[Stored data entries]
— Begin —

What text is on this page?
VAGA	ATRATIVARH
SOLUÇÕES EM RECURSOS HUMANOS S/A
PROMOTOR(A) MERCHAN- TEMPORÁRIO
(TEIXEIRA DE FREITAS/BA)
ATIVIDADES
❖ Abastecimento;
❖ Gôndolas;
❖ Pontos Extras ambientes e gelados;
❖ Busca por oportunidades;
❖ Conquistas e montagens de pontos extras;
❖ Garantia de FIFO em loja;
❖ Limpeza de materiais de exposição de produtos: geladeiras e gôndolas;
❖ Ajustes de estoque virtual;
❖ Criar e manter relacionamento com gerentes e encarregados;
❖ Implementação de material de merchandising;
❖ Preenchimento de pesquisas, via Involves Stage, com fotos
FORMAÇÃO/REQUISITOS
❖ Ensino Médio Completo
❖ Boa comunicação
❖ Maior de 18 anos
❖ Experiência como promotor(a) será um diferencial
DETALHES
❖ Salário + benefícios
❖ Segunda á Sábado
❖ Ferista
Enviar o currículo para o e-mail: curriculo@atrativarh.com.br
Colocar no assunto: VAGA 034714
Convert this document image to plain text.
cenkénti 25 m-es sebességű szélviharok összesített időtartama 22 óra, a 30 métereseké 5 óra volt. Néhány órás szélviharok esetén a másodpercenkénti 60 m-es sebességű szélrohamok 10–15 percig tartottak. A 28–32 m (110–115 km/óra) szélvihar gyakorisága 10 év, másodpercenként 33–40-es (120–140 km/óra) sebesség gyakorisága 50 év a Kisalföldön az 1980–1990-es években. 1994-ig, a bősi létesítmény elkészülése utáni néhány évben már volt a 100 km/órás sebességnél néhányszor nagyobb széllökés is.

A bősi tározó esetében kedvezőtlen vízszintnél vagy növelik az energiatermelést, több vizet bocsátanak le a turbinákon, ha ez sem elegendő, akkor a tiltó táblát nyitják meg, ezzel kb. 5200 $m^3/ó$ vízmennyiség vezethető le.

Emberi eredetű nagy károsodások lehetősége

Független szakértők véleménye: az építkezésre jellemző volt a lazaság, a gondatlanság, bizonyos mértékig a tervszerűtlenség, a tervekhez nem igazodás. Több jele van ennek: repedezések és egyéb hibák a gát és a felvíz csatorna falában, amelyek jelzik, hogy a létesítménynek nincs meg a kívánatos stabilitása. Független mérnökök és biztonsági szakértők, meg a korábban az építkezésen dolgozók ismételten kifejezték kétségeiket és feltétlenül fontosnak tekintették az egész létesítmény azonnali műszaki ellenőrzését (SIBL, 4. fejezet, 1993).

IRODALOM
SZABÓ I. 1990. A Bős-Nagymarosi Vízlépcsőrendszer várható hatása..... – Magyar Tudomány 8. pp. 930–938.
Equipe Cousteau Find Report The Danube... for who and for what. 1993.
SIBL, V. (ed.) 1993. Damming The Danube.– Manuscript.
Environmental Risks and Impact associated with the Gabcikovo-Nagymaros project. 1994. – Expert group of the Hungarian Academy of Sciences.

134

— End —

§ **Task objective**:
Extract lines where the string "VAGA" occurs.

§ **Response to this task**:
VAGA	ATRATIVARH
Colocar no assunto: VAGA 034714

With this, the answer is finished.